_Aim of the exercise_. Identify every line in the records below that contains the word "data", and copy each of those lines.

*-*-*

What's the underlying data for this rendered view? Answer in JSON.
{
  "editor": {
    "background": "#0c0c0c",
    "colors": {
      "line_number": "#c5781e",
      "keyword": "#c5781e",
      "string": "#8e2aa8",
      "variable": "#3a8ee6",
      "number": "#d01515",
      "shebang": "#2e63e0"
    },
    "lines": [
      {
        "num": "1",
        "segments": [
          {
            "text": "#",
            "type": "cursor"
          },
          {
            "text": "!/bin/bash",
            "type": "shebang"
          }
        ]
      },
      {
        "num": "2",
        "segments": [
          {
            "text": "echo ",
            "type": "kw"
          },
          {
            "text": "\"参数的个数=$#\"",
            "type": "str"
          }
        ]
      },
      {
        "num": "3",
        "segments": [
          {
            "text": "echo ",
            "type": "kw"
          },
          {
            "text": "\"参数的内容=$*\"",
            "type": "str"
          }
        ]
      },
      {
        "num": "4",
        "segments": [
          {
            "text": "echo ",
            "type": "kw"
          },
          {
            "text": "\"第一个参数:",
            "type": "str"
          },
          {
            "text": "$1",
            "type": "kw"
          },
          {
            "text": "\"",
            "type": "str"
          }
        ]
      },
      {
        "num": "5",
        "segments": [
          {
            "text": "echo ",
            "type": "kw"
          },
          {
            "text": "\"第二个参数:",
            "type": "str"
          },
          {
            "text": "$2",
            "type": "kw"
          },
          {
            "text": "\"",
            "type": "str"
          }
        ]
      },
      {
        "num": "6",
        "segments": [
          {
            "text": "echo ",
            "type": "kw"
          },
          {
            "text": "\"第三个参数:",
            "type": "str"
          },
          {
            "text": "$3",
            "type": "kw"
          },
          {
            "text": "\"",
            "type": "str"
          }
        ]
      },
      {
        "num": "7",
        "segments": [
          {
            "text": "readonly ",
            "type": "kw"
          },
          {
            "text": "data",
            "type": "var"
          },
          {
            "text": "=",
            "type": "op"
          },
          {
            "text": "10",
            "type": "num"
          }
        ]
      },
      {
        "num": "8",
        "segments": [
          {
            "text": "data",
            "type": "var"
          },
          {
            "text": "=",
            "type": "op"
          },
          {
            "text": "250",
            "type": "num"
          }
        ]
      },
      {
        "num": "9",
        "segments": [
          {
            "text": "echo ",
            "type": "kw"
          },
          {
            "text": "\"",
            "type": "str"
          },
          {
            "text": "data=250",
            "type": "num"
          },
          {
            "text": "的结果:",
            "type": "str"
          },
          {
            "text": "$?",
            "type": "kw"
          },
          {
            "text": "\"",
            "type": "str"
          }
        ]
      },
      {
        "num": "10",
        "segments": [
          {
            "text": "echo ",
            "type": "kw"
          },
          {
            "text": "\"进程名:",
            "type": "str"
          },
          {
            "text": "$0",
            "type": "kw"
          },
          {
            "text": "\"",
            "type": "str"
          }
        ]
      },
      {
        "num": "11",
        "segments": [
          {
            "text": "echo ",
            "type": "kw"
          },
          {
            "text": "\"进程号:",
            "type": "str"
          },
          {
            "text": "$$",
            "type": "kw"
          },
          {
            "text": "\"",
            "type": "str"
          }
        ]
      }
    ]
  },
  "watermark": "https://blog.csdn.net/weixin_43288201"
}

*-*-*

_Response for this exercise_.
What's the underlying data for this rendered view? Answer in JSON.
            "text": "data",
            "text": "data",
            "text": "data=250",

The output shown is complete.